__Article__.

So anyway, mechanics are something that we evolve, and that
there is some things that come back but there’s a lot of things that—we
constantly are making new things, every set will have new mechanics, every
block will have new mechanics.
Now, one of the things that’s interesting, as we evolve, is
how we evolve has been changing. I talk about this, that the two big things
that’s happened over time as we evolve is we’ve made two changes. Actually, I’m
jumping ahead of myself. So, we evolve cards. We evolve mechanics. We evolve
themes.
So maybe I’ll just make this point here, I’ll jump to it
later. One of the things that has happened… I guess what I’m trying to say here
is, not only do we evolve the game, but we evolve how we make the game. That
R&D itself evolves. Design evolves. Development evolves. And that one of
the things we’ve seen over time is how we treat the game and how we think of
the game has changed.
And the two big things that have changed over time—one is
the scope. That what I talk about is when you first started playing in Alpha,
the scope was on card level. That Richard really was maximizing every card,
making every card as flavorful as it could be. And then with time we pulled
back a little bit. We pulled back to sort of the mechanics. And then pulled
back to the theme. And then pulled back to the overall feel of the set. And then
the block. And then the structure of the block. And then the meta-block. And
that one of the things about Magic
is, we keep pulling our focus back to look at more things. So we’ve gotten more
and more holistic over time.

__Data__.
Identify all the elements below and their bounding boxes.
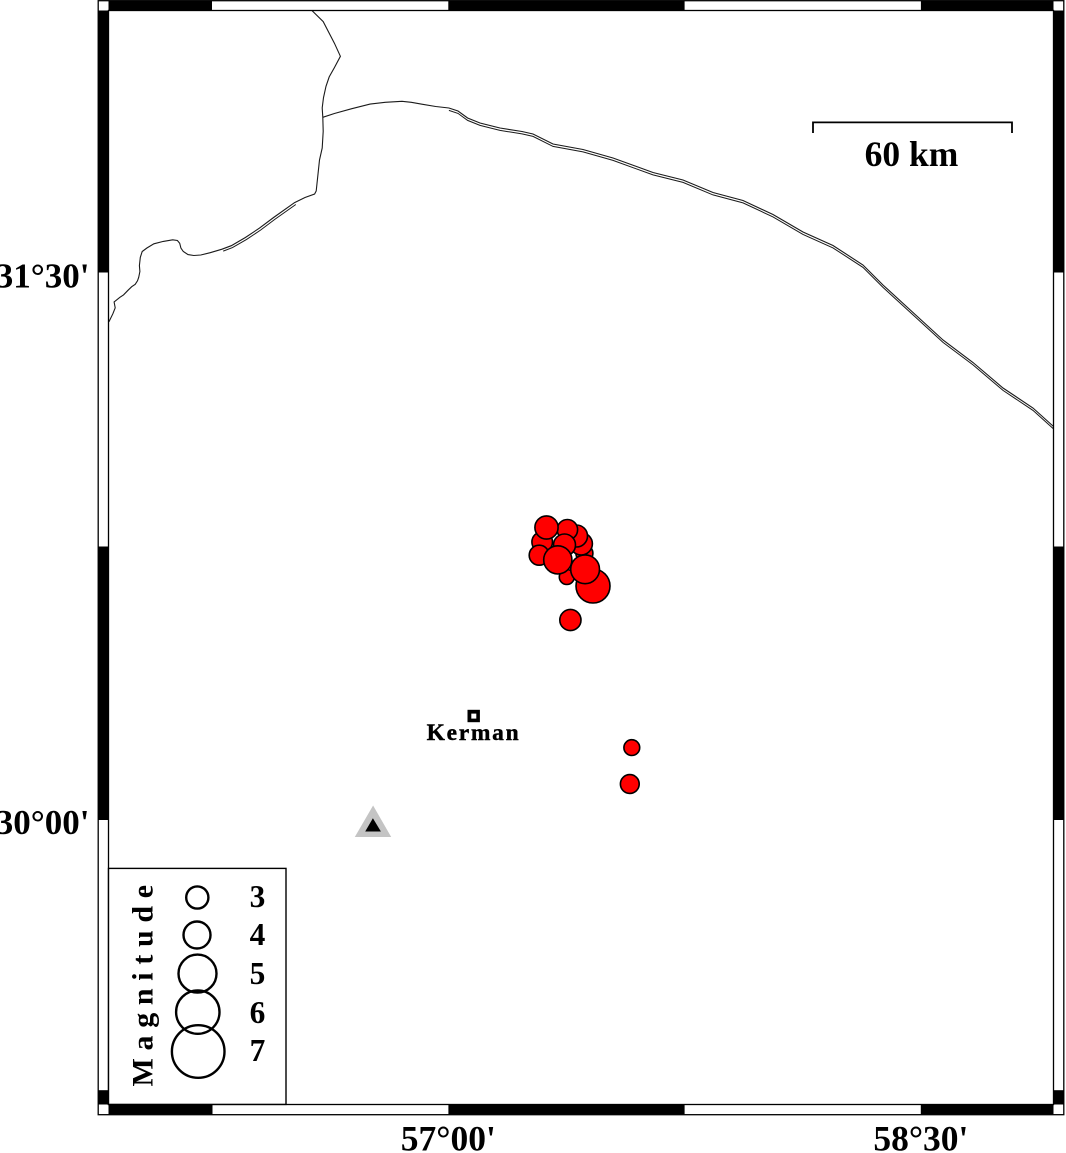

__The task__.
In the talk on how Magic design has evolved, at what level was the scope when people first started playing in Alpha?

__Correct result__.
The card level.